— start Information shown —
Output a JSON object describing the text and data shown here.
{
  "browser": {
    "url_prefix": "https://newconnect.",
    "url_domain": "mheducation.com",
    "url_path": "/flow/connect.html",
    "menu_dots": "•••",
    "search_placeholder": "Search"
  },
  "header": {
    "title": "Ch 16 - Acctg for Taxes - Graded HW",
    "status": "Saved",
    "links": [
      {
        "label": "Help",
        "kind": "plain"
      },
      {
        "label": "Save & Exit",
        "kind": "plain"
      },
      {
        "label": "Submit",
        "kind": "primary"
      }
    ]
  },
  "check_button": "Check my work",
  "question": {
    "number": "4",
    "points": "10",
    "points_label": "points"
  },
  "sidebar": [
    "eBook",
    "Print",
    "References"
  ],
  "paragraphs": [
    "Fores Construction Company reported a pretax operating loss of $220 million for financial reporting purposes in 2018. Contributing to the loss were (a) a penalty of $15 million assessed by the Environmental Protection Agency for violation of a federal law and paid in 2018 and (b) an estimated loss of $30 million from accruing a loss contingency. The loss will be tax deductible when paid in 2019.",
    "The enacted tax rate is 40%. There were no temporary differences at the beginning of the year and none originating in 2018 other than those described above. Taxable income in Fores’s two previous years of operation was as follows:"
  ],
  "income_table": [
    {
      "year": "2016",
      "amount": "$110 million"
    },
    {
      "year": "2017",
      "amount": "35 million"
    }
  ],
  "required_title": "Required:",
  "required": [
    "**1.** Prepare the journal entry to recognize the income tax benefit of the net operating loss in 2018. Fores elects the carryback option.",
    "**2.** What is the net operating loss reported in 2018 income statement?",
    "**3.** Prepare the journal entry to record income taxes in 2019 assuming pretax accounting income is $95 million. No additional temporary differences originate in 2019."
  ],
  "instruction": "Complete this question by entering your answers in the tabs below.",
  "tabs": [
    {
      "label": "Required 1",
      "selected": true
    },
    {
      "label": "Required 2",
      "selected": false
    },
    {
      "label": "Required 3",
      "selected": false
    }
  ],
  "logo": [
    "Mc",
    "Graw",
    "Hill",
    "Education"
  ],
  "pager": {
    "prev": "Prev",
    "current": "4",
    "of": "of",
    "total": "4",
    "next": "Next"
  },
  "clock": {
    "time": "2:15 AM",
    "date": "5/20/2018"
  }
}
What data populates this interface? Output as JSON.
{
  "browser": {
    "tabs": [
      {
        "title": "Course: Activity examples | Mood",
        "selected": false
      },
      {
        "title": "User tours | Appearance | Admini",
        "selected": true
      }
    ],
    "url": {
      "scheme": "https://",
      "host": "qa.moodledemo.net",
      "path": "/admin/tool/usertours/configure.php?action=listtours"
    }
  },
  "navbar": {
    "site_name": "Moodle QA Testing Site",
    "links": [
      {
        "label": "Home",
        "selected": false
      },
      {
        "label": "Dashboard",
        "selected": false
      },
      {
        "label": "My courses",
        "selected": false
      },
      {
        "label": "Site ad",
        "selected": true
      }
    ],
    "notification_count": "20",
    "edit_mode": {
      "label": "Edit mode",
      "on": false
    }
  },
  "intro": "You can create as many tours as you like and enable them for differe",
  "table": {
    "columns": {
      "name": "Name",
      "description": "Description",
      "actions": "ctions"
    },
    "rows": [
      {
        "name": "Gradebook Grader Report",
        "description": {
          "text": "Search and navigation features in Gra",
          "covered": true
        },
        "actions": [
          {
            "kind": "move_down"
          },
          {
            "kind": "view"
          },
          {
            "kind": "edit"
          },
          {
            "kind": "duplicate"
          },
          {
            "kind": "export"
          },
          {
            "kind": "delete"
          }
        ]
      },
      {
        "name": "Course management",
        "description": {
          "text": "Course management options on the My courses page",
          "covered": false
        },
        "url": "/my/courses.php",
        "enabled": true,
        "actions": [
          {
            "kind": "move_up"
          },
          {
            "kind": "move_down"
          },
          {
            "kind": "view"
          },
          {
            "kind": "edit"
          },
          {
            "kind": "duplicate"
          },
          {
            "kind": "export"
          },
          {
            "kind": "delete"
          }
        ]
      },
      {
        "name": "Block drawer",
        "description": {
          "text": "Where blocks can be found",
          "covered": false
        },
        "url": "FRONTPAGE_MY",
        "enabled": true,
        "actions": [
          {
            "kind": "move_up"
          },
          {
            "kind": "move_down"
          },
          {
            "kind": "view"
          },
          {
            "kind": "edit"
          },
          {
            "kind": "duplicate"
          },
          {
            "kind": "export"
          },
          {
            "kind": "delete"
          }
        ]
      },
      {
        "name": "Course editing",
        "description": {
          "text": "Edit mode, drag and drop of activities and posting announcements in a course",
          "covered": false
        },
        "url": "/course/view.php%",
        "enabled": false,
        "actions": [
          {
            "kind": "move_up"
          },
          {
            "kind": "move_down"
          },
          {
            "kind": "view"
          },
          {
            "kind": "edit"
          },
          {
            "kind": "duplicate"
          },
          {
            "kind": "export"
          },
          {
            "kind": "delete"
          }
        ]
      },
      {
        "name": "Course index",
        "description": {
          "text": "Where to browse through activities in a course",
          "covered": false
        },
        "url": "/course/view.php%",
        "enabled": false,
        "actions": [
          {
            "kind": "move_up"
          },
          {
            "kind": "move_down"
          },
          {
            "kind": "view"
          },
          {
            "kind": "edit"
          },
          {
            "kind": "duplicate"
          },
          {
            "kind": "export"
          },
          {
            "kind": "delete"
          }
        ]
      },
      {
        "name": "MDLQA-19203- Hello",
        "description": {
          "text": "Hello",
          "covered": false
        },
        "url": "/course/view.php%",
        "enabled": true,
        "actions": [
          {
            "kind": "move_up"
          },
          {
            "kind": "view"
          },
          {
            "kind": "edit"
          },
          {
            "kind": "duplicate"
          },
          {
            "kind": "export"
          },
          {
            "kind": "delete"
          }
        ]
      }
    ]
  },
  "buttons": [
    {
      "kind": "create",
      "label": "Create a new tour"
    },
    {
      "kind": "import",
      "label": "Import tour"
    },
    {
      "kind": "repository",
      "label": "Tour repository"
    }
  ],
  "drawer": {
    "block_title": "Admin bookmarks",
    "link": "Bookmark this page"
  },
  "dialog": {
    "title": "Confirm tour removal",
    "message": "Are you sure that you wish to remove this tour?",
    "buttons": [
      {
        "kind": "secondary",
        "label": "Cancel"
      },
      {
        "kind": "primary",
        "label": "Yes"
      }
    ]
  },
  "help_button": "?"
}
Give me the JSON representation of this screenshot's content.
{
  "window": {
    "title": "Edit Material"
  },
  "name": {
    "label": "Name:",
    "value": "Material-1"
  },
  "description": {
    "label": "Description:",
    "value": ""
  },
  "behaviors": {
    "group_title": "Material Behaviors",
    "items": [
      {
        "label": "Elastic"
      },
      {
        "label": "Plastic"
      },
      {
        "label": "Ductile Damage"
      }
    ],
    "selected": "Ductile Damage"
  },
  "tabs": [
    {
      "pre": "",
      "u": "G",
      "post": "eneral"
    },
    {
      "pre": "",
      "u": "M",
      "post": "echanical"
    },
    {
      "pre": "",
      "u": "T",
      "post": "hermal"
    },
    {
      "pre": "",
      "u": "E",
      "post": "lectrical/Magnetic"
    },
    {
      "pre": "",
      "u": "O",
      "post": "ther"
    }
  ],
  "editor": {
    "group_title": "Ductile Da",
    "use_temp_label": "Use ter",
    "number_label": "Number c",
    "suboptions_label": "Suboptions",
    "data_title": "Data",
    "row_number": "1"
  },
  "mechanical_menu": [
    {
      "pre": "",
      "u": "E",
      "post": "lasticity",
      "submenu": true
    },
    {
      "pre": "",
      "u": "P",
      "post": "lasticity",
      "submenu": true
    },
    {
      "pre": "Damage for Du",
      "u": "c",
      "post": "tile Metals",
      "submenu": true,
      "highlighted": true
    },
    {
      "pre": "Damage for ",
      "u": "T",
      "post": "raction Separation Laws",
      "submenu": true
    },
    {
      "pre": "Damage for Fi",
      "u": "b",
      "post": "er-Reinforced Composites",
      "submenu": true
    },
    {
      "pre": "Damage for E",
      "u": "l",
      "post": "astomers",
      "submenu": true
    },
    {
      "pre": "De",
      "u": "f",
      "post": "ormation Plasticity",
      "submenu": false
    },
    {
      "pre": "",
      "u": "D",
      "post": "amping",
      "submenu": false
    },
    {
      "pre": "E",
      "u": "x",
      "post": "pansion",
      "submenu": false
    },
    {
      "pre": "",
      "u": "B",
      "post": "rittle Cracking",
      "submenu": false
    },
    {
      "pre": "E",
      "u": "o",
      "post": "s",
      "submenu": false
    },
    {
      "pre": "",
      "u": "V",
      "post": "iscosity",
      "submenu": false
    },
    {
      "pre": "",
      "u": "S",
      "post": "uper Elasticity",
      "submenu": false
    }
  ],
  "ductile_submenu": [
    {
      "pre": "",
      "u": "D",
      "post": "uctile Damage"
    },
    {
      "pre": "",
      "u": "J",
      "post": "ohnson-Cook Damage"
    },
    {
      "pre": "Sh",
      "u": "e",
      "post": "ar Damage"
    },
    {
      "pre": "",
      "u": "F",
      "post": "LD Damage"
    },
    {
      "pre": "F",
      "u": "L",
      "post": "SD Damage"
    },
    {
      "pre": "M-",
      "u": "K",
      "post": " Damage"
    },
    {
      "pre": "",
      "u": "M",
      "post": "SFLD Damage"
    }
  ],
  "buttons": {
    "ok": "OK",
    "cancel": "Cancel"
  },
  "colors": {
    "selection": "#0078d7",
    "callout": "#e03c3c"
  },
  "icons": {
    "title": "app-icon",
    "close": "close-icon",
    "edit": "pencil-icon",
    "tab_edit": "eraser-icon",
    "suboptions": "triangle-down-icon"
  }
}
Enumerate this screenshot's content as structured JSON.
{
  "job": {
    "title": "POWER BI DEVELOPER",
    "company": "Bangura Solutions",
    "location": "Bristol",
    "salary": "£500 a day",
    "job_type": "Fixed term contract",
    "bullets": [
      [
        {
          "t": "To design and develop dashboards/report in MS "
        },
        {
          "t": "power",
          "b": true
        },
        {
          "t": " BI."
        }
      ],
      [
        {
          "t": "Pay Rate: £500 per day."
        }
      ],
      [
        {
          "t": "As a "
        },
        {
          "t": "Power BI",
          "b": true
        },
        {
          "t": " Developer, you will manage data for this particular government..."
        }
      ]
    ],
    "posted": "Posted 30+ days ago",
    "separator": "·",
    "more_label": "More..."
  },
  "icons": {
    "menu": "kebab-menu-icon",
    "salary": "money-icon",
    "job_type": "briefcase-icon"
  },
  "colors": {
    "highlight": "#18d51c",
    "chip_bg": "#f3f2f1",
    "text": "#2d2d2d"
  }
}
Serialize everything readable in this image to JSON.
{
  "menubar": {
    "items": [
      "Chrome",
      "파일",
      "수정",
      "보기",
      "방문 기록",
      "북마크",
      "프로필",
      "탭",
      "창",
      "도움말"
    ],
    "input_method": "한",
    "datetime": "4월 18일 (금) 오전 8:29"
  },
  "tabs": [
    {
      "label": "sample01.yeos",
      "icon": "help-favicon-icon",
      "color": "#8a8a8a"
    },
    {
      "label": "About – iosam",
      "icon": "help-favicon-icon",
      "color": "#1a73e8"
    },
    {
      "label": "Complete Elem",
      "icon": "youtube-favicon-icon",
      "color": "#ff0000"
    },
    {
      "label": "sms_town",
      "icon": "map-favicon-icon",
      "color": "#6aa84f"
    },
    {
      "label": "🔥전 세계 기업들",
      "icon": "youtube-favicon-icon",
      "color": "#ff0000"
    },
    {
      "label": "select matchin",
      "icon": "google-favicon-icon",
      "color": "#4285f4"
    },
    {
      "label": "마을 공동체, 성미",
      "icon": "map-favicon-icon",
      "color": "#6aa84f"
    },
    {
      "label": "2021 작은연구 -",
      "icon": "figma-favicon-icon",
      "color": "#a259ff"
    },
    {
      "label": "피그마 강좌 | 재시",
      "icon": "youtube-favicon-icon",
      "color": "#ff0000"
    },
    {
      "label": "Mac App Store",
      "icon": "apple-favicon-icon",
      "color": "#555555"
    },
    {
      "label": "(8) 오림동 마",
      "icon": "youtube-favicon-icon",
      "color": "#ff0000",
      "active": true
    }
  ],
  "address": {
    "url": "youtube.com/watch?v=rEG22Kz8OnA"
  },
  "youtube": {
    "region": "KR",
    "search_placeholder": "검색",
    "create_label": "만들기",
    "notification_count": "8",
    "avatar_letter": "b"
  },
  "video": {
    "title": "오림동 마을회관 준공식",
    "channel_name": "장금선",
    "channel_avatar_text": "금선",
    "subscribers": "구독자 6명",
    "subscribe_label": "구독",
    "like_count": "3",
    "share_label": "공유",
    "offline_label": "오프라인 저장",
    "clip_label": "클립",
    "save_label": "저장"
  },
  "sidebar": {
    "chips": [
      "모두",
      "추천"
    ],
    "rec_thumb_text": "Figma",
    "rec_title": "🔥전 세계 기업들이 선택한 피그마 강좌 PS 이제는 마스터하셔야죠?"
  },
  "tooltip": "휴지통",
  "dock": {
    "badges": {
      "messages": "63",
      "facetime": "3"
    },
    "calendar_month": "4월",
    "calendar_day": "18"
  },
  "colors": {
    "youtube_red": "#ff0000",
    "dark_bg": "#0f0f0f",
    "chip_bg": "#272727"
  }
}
— end Information shown —
Do this >>
Each line in the data that holds the string "entry" should be found and copied.

Response to the task >>
    "**1.** Prepare the journal entry to recognize the income tax benefit of the net operating loss in 2018. Fores elects the carryback option.",
    "**3.** Prepare the journal entry to record income taxes in 2019 assuming pretax accounting income is $95 million. No additional temporary differences originate in 2019."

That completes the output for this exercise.